### Records provided
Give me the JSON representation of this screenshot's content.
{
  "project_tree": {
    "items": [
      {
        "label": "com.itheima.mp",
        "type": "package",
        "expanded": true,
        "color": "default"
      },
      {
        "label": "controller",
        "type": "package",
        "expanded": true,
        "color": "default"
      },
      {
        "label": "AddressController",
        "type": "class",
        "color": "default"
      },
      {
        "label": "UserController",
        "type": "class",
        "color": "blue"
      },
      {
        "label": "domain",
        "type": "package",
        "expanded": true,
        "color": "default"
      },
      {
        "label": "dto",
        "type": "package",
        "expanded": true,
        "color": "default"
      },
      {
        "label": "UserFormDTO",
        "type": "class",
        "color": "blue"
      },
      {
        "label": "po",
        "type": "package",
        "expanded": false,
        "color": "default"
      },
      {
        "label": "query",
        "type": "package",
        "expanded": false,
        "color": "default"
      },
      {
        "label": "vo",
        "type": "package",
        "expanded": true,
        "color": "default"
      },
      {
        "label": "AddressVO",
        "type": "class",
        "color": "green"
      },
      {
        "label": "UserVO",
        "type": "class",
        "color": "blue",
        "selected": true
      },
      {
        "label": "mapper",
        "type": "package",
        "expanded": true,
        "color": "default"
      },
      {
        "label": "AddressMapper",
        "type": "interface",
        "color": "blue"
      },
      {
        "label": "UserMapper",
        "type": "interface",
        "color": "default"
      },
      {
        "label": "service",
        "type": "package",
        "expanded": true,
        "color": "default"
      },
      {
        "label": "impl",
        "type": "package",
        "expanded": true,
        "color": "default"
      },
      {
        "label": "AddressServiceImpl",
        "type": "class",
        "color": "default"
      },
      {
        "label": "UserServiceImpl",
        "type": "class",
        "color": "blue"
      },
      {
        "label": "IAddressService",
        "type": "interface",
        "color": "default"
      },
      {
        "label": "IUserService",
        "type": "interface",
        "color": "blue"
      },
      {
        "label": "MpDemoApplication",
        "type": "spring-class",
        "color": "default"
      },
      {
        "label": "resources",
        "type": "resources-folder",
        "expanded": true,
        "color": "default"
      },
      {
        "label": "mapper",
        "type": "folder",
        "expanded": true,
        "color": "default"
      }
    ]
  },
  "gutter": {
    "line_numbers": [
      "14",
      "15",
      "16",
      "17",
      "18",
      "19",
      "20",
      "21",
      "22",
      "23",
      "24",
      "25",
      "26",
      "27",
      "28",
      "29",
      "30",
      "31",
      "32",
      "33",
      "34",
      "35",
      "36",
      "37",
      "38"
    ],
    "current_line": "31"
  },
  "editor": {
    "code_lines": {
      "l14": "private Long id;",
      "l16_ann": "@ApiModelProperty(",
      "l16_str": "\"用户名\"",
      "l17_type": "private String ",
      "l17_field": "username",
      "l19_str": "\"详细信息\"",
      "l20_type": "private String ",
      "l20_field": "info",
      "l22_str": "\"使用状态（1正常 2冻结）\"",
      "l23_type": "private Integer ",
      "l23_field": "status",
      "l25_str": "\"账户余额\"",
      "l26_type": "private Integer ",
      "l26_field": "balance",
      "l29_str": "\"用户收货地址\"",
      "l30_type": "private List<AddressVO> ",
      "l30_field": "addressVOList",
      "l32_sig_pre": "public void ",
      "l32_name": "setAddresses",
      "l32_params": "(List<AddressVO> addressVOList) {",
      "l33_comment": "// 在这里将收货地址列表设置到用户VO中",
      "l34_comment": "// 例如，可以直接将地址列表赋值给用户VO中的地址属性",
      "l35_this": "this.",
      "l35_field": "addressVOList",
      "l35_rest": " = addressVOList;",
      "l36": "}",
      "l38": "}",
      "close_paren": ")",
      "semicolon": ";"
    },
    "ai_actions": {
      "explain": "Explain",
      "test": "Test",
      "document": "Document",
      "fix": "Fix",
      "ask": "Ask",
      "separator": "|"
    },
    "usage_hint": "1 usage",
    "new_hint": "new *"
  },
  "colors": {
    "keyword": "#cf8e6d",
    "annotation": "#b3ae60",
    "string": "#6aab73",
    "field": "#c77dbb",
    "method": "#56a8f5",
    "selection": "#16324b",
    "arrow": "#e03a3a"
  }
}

### Exercise prompt
From the listing above, collect every line that mentions the word "this".

### Result
Give me the JSON representation of this screenshot's content.
      "l35_this": "this.",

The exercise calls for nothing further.